- GIVEN INFORMATION:
[start]
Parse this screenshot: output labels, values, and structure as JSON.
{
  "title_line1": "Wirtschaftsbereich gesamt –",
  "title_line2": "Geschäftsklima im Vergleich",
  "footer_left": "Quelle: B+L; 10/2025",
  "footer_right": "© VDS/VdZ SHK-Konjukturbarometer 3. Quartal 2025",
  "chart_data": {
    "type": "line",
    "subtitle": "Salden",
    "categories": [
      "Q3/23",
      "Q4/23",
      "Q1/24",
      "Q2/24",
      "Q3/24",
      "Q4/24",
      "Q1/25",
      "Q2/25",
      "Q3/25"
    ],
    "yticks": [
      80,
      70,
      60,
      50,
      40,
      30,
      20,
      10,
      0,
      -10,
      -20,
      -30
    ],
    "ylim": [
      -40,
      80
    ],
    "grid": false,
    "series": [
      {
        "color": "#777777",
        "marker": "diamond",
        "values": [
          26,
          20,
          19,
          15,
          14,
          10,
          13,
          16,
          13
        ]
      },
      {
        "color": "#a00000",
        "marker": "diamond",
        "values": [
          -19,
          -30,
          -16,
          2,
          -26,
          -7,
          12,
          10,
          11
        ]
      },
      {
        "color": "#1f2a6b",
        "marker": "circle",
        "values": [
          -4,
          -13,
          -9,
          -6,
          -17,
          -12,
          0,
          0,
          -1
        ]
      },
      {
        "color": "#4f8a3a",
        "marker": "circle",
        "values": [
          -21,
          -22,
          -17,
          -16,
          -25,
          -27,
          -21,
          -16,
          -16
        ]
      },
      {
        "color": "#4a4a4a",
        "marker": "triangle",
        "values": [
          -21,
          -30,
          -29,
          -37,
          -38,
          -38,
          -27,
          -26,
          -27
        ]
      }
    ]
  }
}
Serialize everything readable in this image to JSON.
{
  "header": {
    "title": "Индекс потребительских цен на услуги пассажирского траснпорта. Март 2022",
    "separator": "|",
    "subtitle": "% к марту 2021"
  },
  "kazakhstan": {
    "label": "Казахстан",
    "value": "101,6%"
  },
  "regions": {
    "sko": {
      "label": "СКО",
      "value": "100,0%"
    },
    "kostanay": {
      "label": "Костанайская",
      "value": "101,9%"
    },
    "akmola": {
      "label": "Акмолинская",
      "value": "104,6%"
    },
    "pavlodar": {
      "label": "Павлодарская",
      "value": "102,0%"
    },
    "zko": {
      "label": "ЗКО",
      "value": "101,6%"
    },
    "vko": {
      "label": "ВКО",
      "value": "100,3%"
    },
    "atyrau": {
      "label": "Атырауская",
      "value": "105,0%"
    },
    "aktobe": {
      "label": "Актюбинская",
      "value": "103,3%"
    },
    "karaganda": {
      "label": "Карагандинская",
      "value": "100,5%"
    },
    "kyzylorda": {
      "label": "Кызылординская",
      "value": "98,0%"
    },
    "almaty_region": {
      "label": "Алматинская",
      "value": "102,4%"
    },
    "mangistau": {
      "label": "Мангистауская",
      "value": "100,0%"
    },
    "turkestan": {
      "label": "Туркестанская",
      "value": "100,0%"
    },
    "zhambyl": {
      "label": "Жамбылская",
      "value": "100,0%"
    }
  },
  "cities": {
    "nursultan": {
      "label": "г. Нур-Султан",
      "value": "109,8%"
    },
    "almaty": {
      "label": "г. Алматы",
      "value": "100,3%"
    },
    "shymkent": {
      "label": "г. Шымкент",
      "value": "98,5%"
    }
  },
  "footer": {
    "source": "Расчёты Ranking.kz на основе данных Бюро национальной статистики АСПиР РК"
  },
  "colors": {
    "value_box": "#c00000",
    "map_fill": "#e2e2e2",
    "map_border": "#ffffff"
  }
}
[end]
- DIRECTION: Review the material and copy each line in which the word "subtitle" appears.

- EXERCISE RESPONSE:
    "subtitle": "Salden",
    "subtitle": "% к марту 2021"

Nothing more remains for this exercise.